[Part of a data file]
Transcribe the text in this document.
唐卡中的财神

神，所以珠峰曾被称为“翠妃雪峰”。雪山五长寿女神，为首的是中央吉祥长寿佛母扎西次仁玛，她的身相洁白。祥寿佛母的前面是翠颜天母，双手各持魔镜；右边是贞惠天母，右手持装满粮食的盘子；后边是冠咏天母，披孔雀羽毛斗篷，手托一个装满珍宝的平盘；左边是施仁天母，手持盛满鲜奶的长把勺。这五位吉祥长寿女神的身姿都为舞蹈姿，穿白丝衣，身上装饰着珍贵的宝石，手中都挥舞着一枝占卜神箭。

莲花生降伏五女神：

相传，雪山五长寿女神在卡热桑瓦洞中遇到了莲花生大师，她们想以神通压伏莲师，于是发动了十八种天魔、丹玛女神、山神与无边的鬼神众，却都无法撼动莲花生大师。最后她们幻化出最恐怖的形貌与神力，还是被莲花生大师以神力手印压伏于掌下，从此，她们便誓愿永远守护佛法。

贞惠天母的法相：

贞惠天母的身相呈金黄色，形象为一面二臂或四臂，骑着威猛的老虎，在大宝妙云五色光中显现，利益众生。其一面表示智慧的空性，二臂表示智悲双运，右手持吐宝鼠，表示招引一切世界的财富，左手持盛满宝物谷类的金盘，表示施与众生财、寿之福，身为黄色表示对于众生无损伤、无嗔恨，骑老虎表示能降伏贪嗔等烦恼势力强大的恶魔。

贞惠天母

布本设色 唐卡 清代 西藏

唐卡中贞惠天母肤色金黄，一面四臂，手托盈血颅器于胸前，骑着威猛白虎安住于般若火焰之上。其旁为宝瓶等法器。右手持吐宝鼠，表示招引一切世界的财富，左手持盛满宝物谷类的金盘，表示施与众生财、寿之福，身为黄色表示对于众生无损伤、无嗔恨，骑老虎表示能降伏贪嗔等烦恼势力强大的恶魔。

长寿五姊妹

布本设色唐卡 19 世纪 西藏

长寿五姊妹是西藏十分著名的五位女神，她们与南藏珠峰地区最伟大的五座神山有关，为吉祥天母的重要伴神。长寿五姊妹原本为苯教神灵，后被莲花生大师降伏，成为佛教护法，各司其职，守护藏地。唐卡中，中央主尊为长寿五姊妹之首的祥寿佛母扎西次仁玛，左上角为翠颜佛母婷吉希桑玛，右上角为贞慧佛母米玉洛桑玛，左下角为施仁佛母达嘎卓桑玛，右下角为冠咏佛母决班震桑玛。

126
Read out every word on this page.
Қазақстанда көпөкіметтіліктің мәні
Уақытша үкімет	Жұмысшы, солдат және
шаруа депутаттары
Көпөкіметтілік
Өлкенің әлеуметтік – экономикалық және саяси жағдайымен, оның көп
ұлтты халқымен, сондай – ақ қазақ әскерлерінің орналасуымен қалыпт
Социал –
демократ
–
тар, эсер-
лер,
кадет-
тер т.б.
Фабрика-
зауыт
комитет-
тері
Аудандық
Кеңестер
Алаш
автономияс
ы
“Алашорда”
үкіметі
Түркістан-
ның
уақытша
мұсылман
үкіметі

**BRIEF**
Retype the data exactly as given.

**THE OUTPUT**
Transcribe the text in this document.
唐卡中的财神

神，所以珠峰曾被称为“翠妃雪峰”。雪山五长寿女神，为首的是中央吉祥长寿佛母扎西次仁玛，她的身相洁白。祥寿佛母的前面是翠颜天母，双手各持魔镜；右边是贞惠天母，右手持装满粮食的盘子；后边是冠咏天母，披孔雀羽毛斗篷，手托一个装满珍宝的平盘；左边是施仁天母，手持盛满鲜奶的长把勺。这五位吉祥长寿女神的身姿都为舞蹈姿，穿白丝衣，身上装饰着珍贵的宝石，手中都挥舞着一枝占卜神箭。

莲花生降伏五女神：

相传，雪山五长寿女神在卡热桑瓦洞中遇到了莲花生大师，她们想以神通压伏莲师，于是发动了十八种天魔、丹玛女神、山神与无边的鬼神众，却都无法撼动莲花生大师。最后她们幻化出最恐怖的形貌与神力，还是被莲花生大师以神力手印压伏于掌下，从此，她们便誓愿永远守护佛法。

贞惠天母的法相：

贞惠天母的身相呈金黄色，形象为一面二臂或四臂，骑着威猛的老虎，在大宝妙云五色光中显现，利益众生。其一面表示智慧的空性，二臂表示智悲双运，右手持吐宝鼠，表示招引一切世界的财富，左手持盛满宝物谷类的金盘，表示施与众生财、寿之福，身为黄色表示对于众生无损伤、无嗔恨，骑老虎表示能降伏贪嗔等烦恼势力强大的恶魔。

贞惠天母

布本设色 唐卡 清代 西藏

唐卡中贞惠天母肤色金黄，一面四臂，手托盈血颅器于胸前，骑着威猛白虎安住于般若火焰之上。其旁为宝瓶等法器。右手持吐宝鼠，表示招引一切世界的财富，左手持盛满宝物谷类的金盘，表示施与众生财、寿之福，身为黄色表示对于众生无损伤、无嗔恨，骑老虎表示能降伏贪嗔等烦恼势力强大的恶魔。

长寿五姊妹

布本设色唐卡 19 世纪 西藏

长寿五姊妹是西藏十分著名的五位女神，她们与南藏珠峰地区最伟大的五座神山有关，为吉祥天母的重要伴神。长寿五姊妹原本为苯教神灵，后被莲花生大师降伏，成为佛教护法，各司其职，守护藏地。唐卡中，中央主尊为长寿五姊妹之首的祥寿佛母扎西次仁玛，左上角为翠颜佛母婷吉希桑玛，右上角为贞慧佛母米玉洛桑玛，左下角为施仁佛母达嘎卓桑玛，右下角为冠咏佛母决班震桑玛。

126
Read out every word on this page.
Қазақстанда көпөкіметтіліктің мәні
Уақытша үкімет	Жұмысшы, солдат және
шаруа депутаттары
Көпөкіметтілік
Өлкенің әлеуметтік – экономикалық және саяси жағдайымен, оның көп
ұлтты халқымен, сондай – ақ қазақ әскерлерінің орналасуымен қалыпт
Социал –
демократ
–
тар, эсер-
лер,
кадет-
тер т.б.
Фабрика-
зауыт
комитет-
тері
Аудандық
Кеңестер
Алаш
автономияс
ы
“Алашорда”
үкіметі
Түркістан-
ның
уақытша
мұсылман
үкіметі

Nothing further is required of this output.